— Exercise directions —
Of the lines in these entries, how many contain the string "value"? Give the number and nothing else.

[start Data for the task]

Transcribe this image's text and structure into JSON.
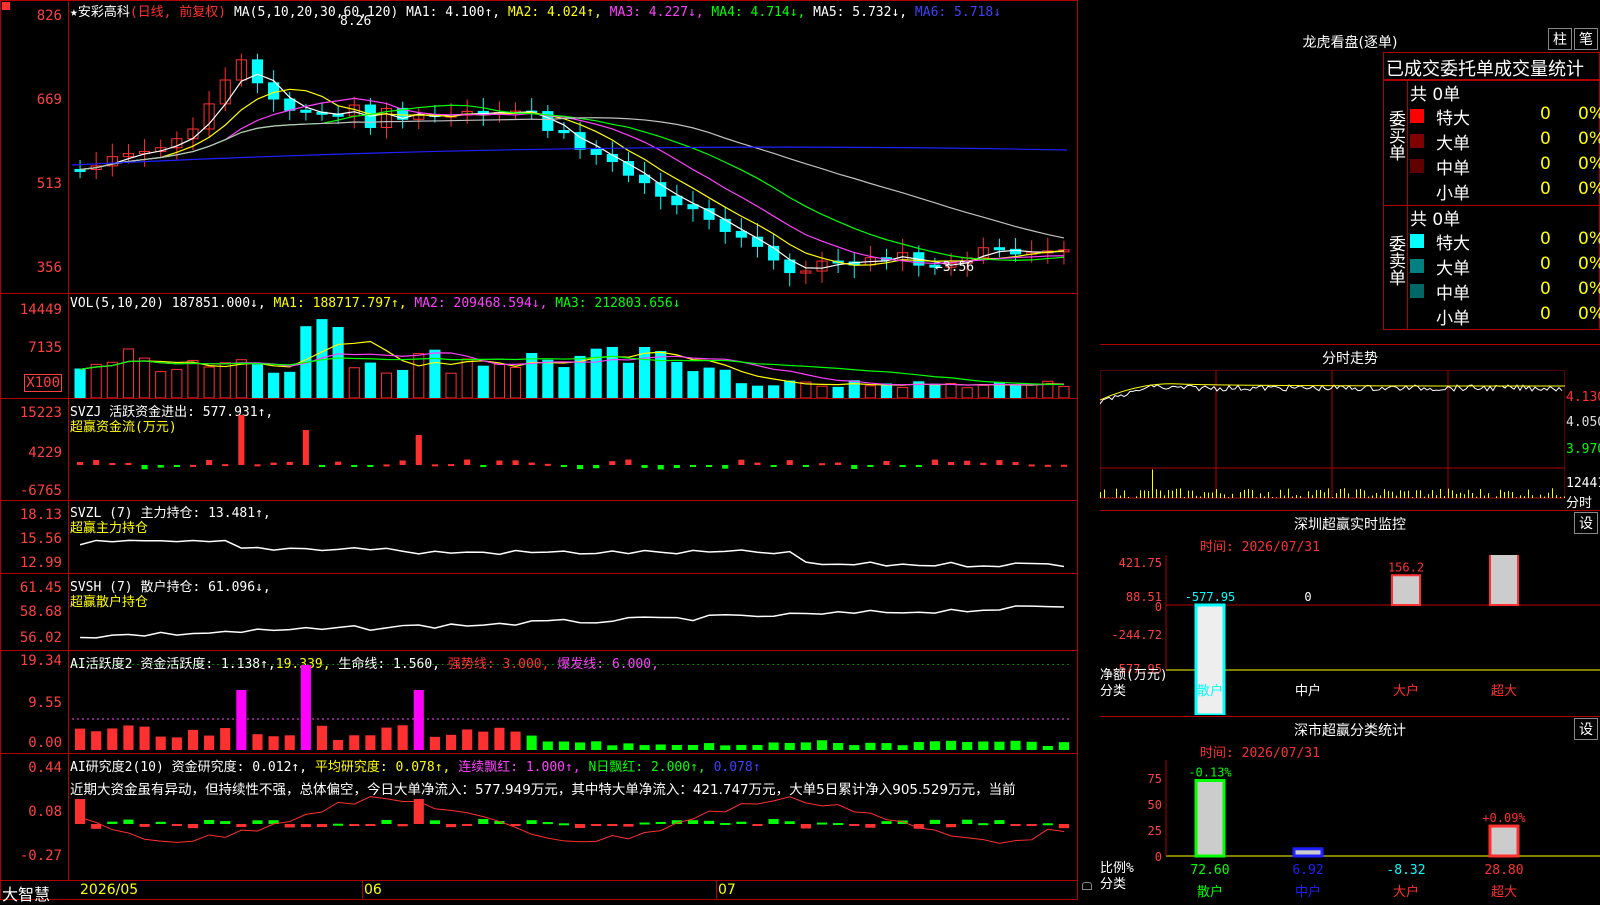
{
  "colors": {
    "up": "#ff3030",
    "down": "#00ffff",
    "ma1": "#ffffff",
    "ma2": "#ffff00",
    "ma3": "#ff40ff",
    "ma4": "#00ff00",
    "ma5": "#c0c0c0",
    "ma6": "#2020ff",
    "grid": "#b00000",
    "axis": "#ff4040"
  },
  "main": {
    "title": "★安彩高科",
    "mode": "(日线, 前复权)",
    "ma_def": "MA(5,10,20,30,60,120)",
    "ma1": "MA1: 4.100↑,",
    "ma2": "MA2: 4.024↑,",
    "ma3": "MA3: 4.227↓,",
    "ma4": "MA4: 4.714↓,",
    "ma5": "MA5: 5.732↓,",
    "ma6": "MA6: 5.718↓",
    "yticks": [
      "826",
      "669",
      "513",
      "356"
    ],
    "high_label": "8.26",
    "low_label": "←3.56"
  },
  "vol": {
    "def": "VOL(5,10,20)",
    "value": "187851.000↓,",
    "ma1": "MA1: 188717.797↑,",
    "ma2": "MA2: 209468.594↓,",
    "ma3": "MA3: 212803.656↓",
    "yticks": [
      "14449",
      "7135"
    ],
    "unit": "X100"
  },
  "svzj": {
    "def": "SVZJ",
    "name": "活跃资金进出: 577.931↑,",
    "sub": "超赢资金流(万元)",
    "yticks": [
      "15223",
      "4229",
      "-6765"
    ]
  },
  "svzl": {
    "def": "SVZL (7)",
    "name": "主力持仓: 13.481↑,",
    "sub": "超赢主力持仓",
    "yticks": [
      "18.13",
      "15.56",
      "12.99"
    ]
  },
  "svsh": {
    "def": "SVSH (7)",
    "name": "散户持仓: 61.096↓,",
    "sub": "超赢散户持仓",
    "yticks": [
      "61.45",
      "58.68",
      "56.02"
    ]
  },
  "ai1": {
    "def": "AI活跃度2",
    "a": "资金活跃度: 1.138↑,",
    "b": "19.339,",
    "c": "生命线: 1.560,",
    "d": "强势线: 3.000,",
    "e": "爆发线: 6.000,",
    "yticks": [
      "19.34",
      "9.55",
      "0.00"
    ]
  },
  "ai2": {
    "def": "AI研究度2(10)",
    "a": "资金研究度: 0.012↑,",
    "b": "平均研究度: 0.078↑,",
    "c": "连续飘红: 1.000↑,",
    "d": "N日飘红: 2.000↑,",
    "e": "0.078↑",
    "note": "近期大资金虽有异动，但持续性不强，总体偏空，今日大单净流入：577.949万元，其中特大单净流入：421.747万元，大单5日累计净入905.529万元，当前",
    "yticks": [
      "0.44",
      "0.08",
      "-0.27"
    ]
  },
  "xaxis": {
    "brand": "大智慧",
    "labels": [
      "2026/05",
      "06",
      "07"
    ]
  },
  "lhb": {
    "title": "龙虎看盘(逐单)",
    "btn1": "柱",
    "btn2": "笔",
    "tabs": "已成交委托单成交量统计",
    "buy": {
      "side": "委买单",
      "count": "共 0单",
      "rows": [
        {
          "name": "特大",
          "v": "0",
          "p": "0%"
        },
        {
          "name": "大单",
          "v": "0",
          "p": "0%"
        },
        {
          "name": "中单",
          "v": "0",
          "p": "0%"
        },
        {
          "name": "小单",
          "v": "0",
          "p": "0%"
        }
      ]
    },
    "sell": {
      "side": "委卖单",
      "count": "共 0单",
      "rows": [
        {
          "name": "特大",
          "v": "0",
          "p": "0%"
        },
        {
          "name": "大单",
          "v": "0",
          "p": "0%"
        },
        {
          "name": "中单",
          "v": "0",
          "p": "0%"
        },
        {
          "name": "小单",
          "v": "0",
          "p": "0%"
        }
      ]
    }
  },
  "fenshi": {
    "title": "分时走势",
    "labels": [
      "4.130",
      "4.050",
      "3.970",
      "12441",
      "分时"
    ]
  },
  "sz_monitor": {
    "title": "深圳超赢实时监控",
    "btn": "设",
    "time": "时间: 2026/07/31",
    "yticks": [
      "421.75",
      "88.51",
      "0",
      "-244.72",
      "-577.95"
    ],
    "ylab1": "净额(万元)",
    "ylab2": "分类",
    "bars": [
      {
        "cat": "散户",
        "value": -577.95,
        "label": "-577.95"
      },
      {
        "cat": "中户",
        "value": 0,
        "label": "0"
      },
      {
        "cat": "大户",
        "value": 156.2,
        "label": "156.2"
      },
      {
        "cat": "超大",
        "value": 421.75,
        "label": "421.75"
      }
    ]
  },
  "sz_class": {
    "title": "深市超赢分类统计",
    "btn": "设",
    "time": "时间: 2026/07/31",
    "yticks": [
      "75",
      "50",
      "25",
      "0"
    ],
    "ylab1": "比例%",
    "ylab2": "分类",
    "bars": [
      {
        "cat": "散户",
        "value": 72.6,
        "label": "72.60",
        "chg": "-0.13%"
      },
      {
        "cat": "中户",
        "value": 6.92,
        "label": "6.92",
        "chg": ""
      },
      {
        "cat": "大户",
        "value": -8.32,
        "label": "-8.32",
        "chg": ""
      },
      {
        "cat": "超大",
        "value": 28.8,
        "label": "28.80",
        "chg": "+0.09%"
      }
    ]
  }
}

[end Data for the task]

— Correct output —
9